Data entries
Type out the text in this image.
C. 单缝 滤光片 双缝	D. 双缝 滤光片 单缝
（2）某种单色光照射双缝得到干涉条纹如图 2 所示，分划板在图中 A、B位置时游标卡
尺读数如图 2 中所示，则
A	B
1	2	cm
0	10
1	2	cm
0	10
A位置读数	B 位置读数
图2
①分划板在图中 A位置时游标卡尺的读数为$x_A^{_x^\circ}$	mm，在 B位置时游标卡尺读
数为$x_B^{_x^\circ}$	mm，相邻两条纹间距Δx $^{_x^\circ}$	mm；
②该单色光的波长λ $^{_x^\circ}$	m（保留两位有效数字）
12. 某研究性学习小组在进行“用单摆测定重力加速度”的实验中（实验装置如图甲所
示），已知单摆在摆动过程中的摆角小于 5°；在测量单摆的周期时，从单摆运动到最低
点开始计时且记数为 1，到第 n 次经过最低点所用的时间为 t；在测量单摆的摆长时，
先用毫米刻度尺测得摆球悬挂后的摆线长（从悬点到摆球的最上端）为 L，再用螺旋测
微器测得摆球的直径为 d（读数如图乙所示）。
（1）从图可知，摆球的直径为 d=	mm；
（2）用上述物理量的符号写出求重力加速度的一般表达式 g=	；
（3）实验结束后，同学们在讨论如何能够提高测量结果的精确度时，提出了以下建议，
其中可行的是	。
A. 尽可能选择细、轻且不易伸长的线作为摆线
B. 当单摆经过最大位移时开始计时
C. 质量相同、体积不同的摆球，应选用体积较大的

### Problem details
Print all of the entries again, exactly as written.

### Solution to this exercise
Type out the text in this image.
C. 单缝 滤光片 双缝	D. 双缝 滤光片 单缝
（2）某种单色光照射双缝得到干涉条纹如图 2 所示，分划板在图中 A、B位置时游标卡
尺读数如图 2 中所示，则
A	B
1	2	cm
0	10
1	2	cm
0	10
A位置读数	B 位置读数
图2
①分划板在图中 A位置时游标卡尺的读数为$x_A^{_x^\circ}$	mm，在 B位置时游标卡尺读
数为$x_B^{_x^\circ}$	mm，相邻两条纹间距Δx $^{_x^\circ}$	mm；
②该单色光的波长λ $^{_x^\circ}$	m（保留两位有效数字）
12. 某研究性学习小组在进行“用单摆测定重力加速度”的实验中（实验装置如图甲所
示），已知单摆在摆动过程中的摆角小于 5°；在测量单摆的周期时，从单摆运动到最低
点开始计时且记数为 1，到第 n 次经过最低点所用的时间为 t；在测量单摆的摆长时，
先用毫米刻度尺测得摆球悬挂后的摆线长（从悬点到摆球的最上端）为 L，再用螺旋测
微器测得摆球的直径为 d（读数如图乙所示）。
（1）从图可知，摆球的直径为 d=	mm；
（2）用上述物理量的符号写出求重力加速度的一般表达式 g=	；
（3）实验结束后，同学们在讨论如何能够提高测量结果的精确度时，提出了以下建议，
其中可行的是	。
A. 尽可能选择细、轻且不易伸长的线作为摆线
B. 当单摆经过最大位移时开始计时
C. 质量相同、体积不同的摆球，应选用体积较大的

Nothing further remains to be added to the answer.